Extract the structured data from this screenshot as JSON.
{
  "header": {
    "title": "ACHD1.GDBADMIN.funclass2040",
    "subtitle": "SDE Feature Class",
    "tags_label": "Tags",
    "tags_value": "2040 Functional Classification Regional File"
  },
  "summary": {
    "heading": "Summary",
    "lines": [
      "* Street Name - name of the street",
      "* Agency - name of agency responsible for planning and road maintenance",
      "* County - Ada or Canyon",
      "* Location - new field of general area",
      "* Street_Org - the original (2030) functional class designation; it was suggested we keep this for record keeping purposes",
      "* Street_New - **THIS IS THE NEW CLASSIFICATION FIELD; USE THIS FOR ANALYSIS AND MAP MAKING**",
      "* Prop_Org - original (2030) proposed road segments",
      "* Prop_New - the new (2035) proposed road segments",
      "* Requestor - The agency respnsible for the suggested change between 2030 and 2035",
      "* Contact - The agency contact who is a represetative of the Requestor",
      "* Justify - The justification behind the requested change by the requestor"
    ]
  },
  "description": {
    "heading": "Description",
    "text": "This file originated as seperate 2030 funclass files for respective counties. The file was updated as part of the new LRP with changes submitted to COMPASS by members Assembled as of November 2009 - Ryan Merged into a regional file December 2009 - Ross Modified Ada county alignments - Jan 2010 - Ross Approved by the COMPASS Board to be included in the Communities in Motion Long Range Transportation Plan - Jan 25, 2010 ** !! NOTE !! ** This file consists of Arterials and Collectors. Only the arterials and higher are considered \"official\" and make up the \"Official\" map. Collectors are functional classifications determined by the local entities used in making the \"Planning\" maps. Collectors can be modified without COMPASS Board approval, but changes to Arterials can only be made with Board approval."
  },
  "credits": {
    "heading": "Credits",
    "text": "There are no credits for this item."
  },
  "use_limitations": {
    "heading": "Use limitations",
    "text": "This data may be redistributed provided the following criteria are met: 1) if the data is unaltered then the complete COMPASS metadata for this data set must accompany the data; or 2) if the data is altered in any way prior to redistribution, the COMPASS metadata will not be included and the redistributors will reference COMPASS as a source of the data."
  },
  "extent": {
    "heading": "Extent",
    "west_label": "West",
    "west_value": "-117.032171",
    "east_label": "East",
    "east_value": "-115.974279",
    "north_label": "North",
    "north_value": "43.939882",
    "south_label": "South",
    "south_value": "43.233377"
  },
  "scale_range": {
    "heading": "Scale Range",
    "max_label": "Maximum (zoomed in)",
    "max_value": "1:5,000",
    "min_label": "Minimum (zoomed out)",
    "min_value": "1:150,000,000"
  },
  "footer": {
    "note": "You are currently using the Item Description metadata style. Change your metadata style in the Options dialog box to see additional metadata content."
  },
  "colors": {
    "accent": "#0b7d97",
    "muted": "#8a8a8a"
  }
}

### Work required
Reproduce each entry from the records above, character for character.

### Answer to this problem
Extract the structured data from this screenshot as JSON.
{
  "header": {
    "title": "ACHD1.GDBADMIN.funclass2040",
    "subtitle": "SDE Feature Class",
    "tags_label": "Tags",
    "tags_value": "2040 Functional Classification Regional File"
  },
  "summary": {
    "heading": "Summary",
    "lines": [
      "* Street Name - name of the street",
      "* Agency - name of agency responsible for planning and road maintenance",
      "* County - Ada or Canyon",
      "* Location - new field of general area",
      "* Street_Org - the original (2030) functional class designation; it was suggested we keep this for record keeping purposes",
      "* Street_New - **THIS IS THE NEW CLASSIFICATION FIELD; USE THIS FOR ANALYSIS AND MAP MAKING**",
      "* Prop_Org - original (2030) proposed road segments",
      "* Prop_New - the new (2035) proposed road segments",
      "* Requestor - The agency respnsible for the suggested change between 2030 and 2035",
      "* Contact - The agency contact who is a represetative of the Requestor",
      "* Justify - The justification behind the requested change by the requestor"
    ]
  },
  "description": {
    "heading": "Description",
    "text": "This file originated as seperate 2030 funclass files for respective counties. The file was updated as part of the new LRP with changes submitted to COMPASS by members Assembled as of November 2009 - Ryan Merged into a regional file December 2009 - Ross Modified Ada county alignments - Jan 2010 - Ross Approved by the COMPASS Board to be included in the Communities in Motion Long Range Transportation Plan - Jan 25, 2010 ** !! NOTE !! ** This file consists of Arterials and Collectors. Only the arterials and higher are considered \"official\" and make up the \"Official\" map. Collectors are functional classifications determined by the local entities used in making the \"Planning\" maps. Collectors can be modified without COMPASS Board approval, but changes to Arterials can only be made with Board approval."
  },
  "credits": {
    "heading": "Credits",
    "text": "There are no credits for this item."
  },
  "use_limitations": {
    "heading": "Use limitations",
    "text": "This data may be redistributed provided the following criteria are met: 1) if the data is unaltered then the complete COMPASS metadata for this data set must accompany the data; or 2) if the data is altered in any way prior to redistribution, the COMPASS metadata will not be included and the redistributors will reference COMPASS as a source of the data."
  },
  "extent": {
    "heading": "Extent",
    "west_label": "West",
    "west_value": "-117.032171",
    "east_label": "East",
    "east_value": "-115.974279",
    "north_label": "North",
    "north_value": "43.939882",
    "south_label": "South",
    "south_value": "43.233377"
  },
  "scale_range": {
    "heading": "Scale Range",
    "max_label": "Maximum (zoomed in)",
    "max_value": "1:5,000",
    "min_label": "Minimum (zoomed out)",
    "min_value": "1:150,000,000"
  },
  "footer": {
    "note": "You are currently using the Item Description metadata style. Change your metadata style in the Options dialog box to see additional metadata content."
  },
  "colors": {
    "accent": "#0b7d97",
    "muted": "#8a8a8a"
  }
}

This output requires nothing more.